## EXERCISE
Output the full listing below exactly as it reads, and skip anything that is a picture.

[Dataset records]
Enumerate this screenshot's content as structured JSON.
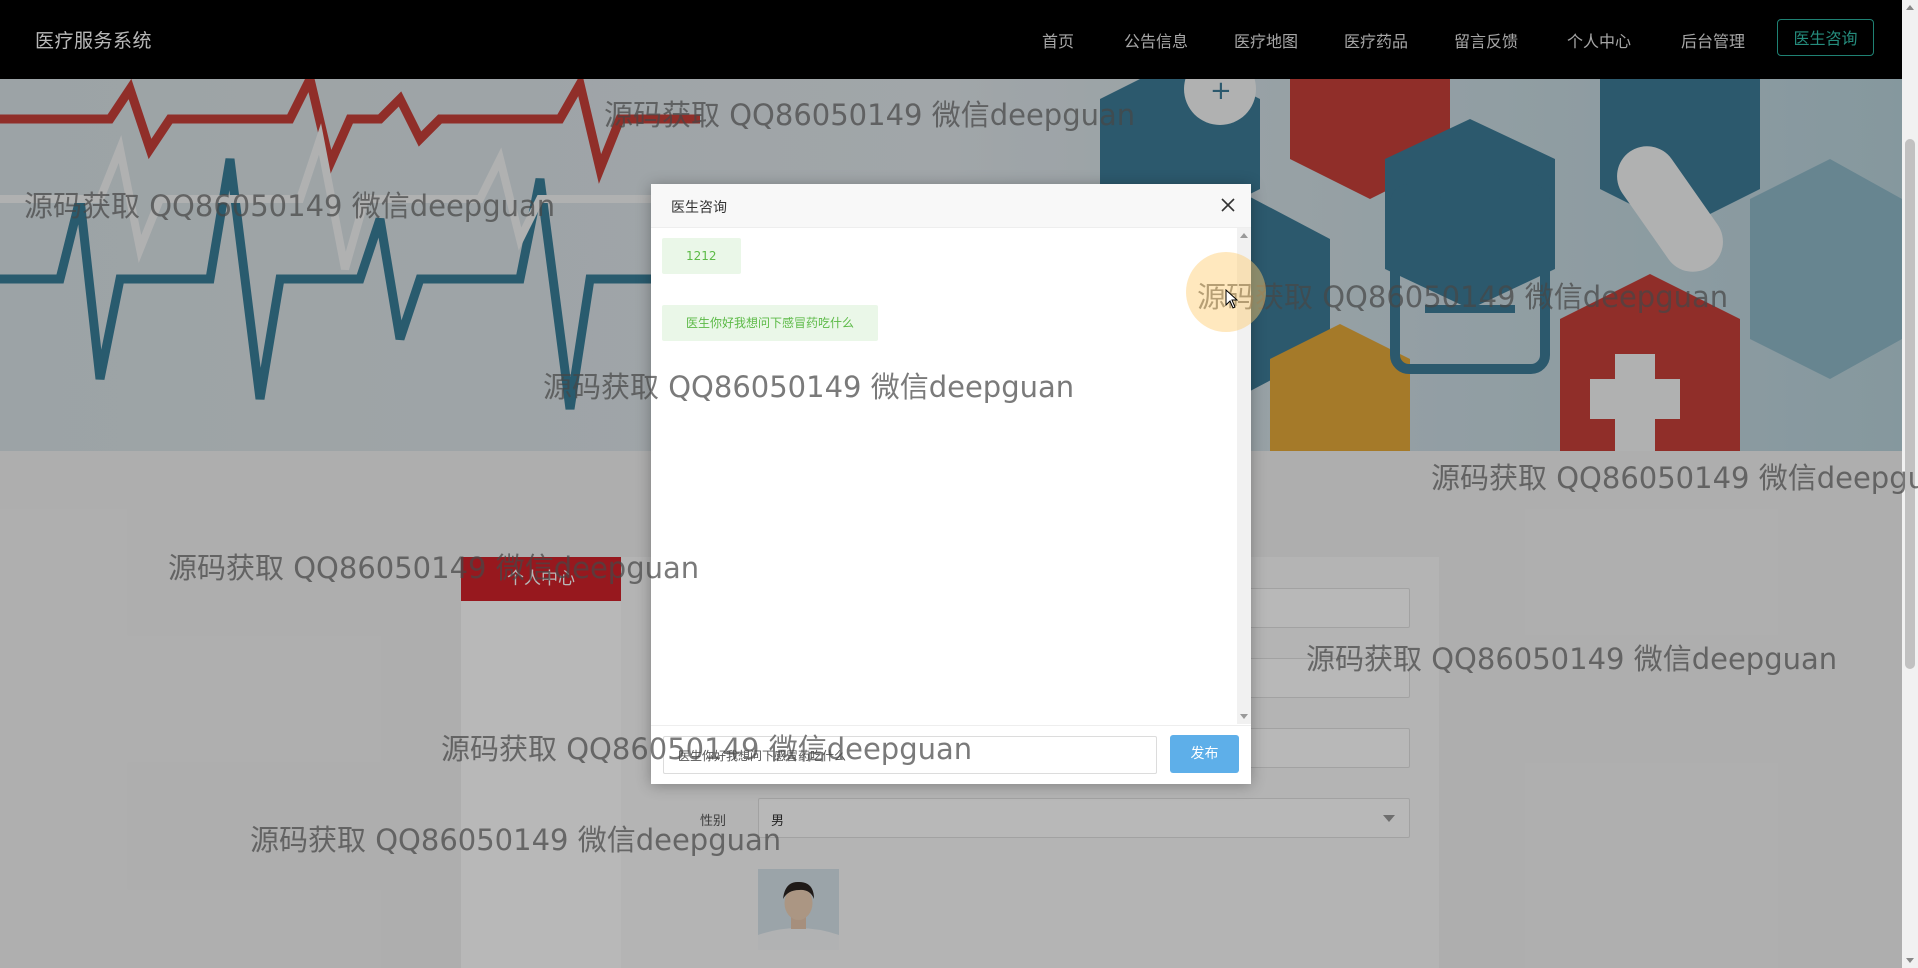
{
  "header": {
    "brand": "医疗服务系统",
    "nav": [
      {
        "label": "首页"
      },
      {
        "label": "公告信息"
      },
      {
        "label": "医疗地图"
      },
      {
        "label": "医疗药品"
      },
      {
        "label": "留言反馈"
      },
      {
        "label": "个人中心"
      },
      {
        "label": "后台管理"
      }
    ],
    "consult_button": "医生咨询"
  },
  "side": {
    "title": "个人中心"
  },
  "form": {
    "gender_label": "性别",
    "gender_value": "男"
  },
  "modal": {
    "title": "医生咨询",
    "messages": [
      {
        "text": "1212"
      },
      {
        "text": "医生你好我想问下感冒药吃什么"
      }
    ],
    "input_value": "医生你好我想问下感冒药吃什么",
    "send_label": "发布"
  },
  "watermark": "源码获取 QQ86050149 微信deepguan",
  "colors": {
    "nav_bg": "#000000",
    "accent_teal": "#2bb3a0",
    "side_title_red": "#d2222a",
    "message_bg": "#eaf7e8",
    "message_text": "#5cba47",
    "send_button": "#5eafe9"
  }
}
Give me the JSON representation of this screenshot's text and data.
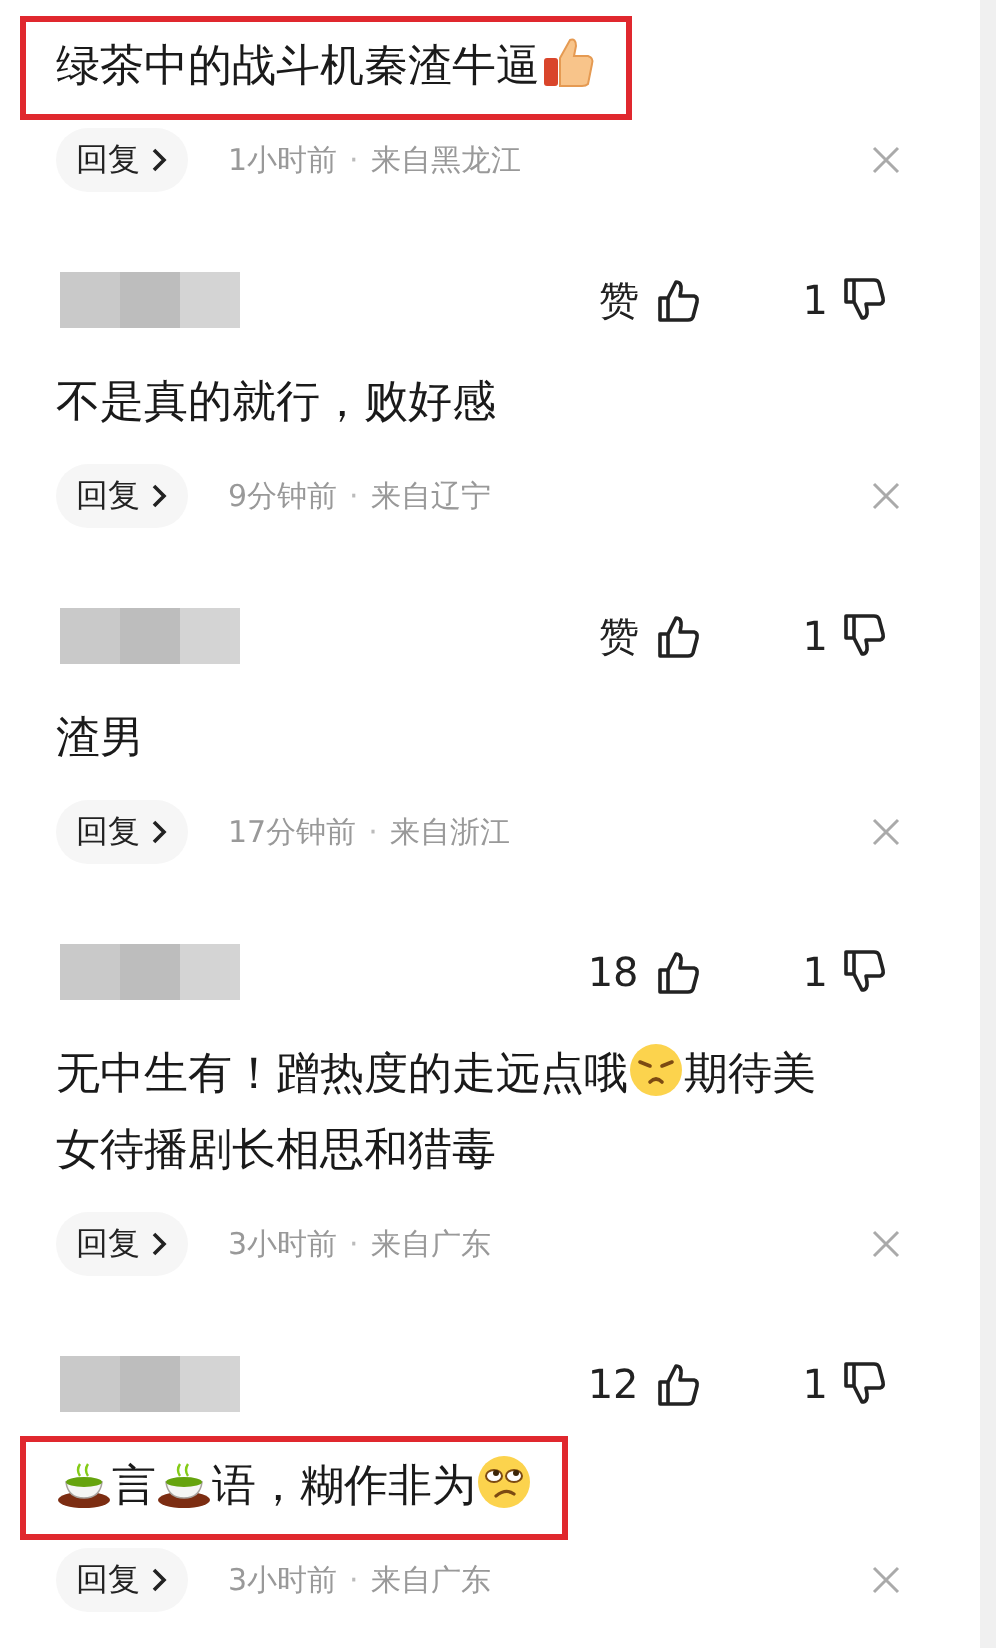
{
  "comments": [
    {
      "highlighted": true,
      "body": [
        {
          "kind": "text",
          "text": "绿茶中的战斗机秦渣牛逼"
        },
        {
          "kind": "thumb"
        }
      ],
      "reply": "回复",
      "time": "1小时前",
      "sep": "·",
      "location": "来自黑龙江"
    },
    {
      "highlighted": false,
      "likes": "赞",
      "dislikes": "1",
      "body": [
        {
          "kind": "text",
          "text": "不是真的就行，败好感"
        }
      ],
      "reply": "回复",
      "time": "9分钟前",
      "sep": "·",
      "location": "来自辽宁"
    },
    {
      "highlighted": false,
      "likes": "赞",
      "dislikes": "1",
      "body": [
        {
          "kind": "text",
          "text": "渣男"
        }
      ],
      "reply": "回复",
      "time": "17分钟前",
      "sep": "·",
      "location": "来自浙江"
    },
    {
      "highlighted": false,
      "likes": "18",
      "dislikes": "1",
      "body": [
        {
          "kind": "text",
          "text": "无中生有！蹭热度的走远点哦"
        },
        {
          "kind": "grimace"
        },
        {
          "kind": "text",
          "text": "期待美女待播剧长相思和猎毒"
        }
      ],
      "reply": "回复",
      "time": "3小时前",
      "sep": "·",
      "location": "来自广东"
    },
    {
      "highlighted": true,
      "likes": "12",
      "dislikes": "1",
      "body": [
        {
          "kind": "tea"
        },
        {
          "kind": "text",
          "text": "言"
        },
        {
          "kind": "tea"
        },
        {
          "kind": "text",
          "text": "语，糊作非为"
        },
        {
          "kind": "eyeroll"
        }
      ],
      "reply": "回复",
      "time": "3小时前",
      "sep": "·",
      "location": "来自广东"
    }
  ]
}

## ANSWER FOR THIS EXERCISE
Enumerate this screenshot's content as structured JSON.
{
  "header": {
    "brand": "医疗服务系统",
    "nav": [
      {
        "label": "首页"
      },
      {
        "label": "公告信息"
      },
      {
        "label": "医疗地图"
      },
      {
        "label": "医疗药品"
      },
      {
        "label": "留言反馈"
      },
      {
        "label": "个人中心"
      },
      {
        "label": "后台管理"
      }
    ],
    "consult_button": "医生咨询"
  },
  "side": {
    "title": "个人中心"
  },
  "form": {
    "gender_label": "性别",
    "gender_value": "男"
  },
  "modal": {
    "title": "医生咨询",
    "messages": [
      {
        "text": "1212"
      },
      {
        "text": "医生你好我想问下感冒药吃什么"
      }
    ],
    "input_value": "医生你好我想问下感冒药吃什么",
    "send_label": "发布"
  },
  "watermark": "源码获取 QQ86050149 微信deepguan",
  "colors": {
    "nav_bg": "#000000",
    "accent_teal": "#2bb3a0",
    "side_title_red": "#d2222a",
    "message_bg": "#eaf7e8",
    "message_text": "#5cba47",
    "send_button": "#5eafe9"
  }
}
Give me the JSON representation of this screenshot's text and data.
{
  "comments": [
    {
      "highlighted": true,
      "body": [
        {
          "kind": "text",
          "text": "绿茶中的战斗机秦渣牛逼"
        },
        {
          "kind": "thumb"
        }
      ],
      "reply": "回复",
      "time": "1小时前",
      "sep": "·",
      "location": "来自黑龙江"
    },
    {
      "highlighted": false,
      "likes": "赞",
      "dislikes": "1",
      "body": [
        {
          "kind": "text",
          "text": "不是真的就行，败好感"
        }
      ],
      "reply": "回复",
      "time": "9分钟前",
      "sep": "·",
      "location": "来自辽宁"
    },
    {
      "highlighted": false,
      "likes": "赞",
      "dislikes": "1",
      "body": [
        {
          "kind": "text",
          "text": "渣男"
        }
      ],
      "reply": "回复",
      "time": "17分钟前",
      "sep": "·",
      "location": "来自浙江"
    },
    {
      "highlighted": false,
      "likes": "18",
      "dislikes": "1",
      "body": [
        {
          "kind": "text",
          "text": "无中生有！蹭热度的走远点哦"
        },
        {
          "kind": "grimace"
        },
        {
          "kind": "text",
          "text": "期待美女待播剧长相思和猎毒"
        }
      ],
      "reply": "回复",
      "time": "3小时前",
      "sep": "·",
      "location": "来自广东"
    },
    {
      "highlighted": true,
      "likes": "12",
      "dislikes": "1",
      "body": [
        {
          "kind": "tea"
        },
        {
          "kind": "text",
          "text": "言"
        },
        {
          "kind": "tea"
        },
        {
          "kind": "text",
          "text": "语，糊作非为"
        },
        {
          "kind": "eyeroll"
        }
      ],
      "reply": "回复",
      "time": "3小时前",
      "sep": "·",
      "location": "来自广东"
    }
  ]
}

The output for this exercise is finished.